Items →
+++

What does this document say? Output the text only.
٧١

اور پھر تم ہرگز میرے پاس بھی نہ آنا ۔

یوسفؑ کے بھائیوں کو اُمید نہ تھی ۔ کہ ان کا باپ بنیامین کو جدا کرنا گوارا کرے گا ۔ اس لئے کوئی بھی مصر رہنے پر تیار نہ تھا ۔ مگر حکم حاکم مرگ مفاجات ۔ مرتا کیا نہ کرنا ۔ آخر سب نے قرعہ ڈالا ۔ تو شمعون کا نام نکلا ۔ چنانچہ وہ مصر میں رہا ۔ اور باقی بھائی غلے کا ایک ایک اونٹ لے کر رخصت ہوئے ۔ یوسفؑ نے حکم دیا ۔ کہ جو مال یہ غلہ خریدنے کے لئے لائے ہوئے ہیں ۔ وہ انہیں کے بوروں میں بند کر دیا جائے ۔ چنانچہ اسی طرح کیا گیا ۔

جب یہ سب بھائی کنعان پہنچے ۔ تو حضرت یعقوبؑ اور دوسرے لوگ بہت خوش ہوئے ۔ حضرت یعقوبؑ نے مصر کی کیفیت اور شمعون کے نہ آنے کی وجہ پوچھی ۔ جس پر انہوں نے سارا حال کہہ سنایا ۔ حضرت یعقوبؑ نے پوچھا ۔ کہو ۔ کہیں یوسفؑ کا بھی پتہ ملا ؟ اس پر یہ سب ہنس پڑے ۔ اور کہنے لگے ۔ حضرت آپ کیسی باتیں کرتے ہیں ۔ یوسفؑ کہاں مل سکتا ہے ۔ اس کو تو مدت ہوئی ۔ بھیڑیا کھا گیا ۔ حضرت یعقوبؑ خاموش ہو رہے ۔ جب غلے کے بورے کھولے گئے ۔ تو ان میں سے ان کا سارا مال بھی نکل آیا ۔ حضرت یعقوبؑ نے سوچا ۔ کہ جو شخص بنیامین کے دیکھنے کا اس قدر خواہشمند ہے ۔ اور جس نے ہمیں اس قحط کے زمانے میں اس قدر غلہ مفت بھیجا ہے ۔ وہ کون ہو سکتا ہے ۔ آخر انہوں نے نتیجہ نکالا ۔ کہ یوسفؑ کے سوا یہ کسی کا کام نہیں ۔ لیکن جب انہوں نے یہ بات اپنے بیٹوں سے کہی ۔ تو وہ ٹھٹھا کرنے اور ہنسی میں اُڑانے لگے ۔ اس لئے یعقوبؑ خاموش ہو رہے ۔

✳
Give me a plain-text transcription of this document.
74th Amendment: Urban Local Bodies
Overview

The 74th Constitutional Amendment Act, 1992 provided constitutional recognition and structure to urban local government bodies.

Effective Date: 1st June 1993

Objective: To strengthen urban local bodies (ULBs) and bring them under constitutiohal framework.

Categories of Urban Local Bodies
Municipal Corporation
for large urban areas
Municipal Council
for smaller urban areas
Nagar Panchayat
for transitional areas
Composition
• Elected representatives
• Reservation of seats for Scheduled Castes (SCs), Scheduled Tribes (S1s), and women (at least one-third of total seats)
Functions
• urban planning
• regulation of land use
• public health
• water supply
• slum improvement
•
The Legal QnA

+++

Aim → How many lines of these entries hold the string "areas"? Answer with the number alone.

Solution below → 3